Exercise prompt
All entries must be extracted exactly, with nothing added or dropped.

Entries from a dataset
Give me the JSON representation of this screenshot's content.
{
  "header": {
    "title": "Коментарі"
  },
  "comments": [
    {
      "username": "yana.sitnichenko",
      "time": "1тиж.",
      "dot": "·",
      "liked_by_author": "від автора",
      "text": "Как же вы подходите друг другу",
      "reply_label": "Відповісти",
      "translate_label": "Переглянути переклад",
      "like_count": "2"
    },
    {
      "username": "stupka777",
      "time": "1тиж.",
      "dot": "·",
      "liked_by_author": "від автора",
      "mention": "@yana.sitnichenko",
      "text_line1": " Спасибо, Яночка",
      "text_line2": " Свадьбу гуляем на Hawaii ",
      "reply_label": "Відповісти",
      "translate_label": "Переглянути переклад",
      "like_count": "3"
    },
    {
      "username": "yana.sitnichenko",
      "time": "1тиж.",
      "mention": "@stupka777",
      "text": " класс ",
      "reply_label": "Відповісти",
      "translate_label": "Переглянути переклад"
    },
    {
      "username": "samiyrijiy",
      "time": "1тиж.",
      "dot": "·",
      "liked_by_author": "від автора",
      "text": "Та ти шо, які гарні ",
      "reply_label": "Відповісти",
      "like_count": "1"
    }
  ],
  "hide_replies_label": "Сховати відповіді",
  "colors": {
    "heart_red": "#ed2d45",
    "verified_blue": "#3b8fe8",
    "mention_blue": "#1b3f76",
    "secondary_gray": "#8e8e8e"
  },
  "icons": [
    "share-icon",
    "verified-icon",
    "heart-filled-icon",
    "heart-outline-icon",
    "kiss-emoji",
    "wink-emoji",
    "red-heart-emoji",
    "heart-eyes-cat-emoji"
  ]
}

Exercise response
Give me the JSON representation of this screenshot's content.
{
  "header": {
    "title": "Коментарі"
  },
  "comments": [
    {
      "username": "yana.sitnichenko",
      "time": "1тиж.",
      "dot": "·",
      "liked_by_author": "від автора",
      "text": "Как же вы подходите друг другу",
      "reply_label": "Відповісти",
      "translate_label": "Переглянути переклад",
      "like_count": "2"
    },
    {
      "username": "stupka777",
      "time": "1тиж.",
      "dot": "·",
      "liked_by_author": "від автора",
      "mention": "@yana.sitnichenko",
      "text_line1": " Спасибо, Яночка",
      "text_line2": " Свадьбу гуляем на Hawaii ",
      "reply_label": "Відповісти",
      "translate_label": "Переглянути переклад",
      "like_count": "3"
    },
    {
      "username": "yana.sitnichenko",
      "time": "1тиж.",
      "mention": "@stupka777",
      "text": " класс ",
      "reply_label": "Відповісти",
      "translate_label": "Переглянути переклад"
    },
    {
      "username": "samiyrijiy",
      "time": "1тиж.",
      "dot": "·",
      "liked_by_author": "від автора",
      "text": "Та ти шо, які гарні ",
      "reply_label": "Відповісти",
      "like_count": "1"
    }
  ],
  "hide_replies_label": "Сховати відповіді",
  "colors": {
    "heart_red": "#ed2d45",
    "verified_blue": "#3b8fe8",
    "mention_blue": "#1b3f76",
    "secondary_gray": "#8e8e8e"
  },
  "icons": [
    "share-icon",
    "verified-icon",
    "heart-filled-icon",
    "heart-outline-icon",
    "kiss-emoji",
    "wink-emoji",
    "red-heart-emoji",
    "heart-eyes-cat-emoji"
  ]
}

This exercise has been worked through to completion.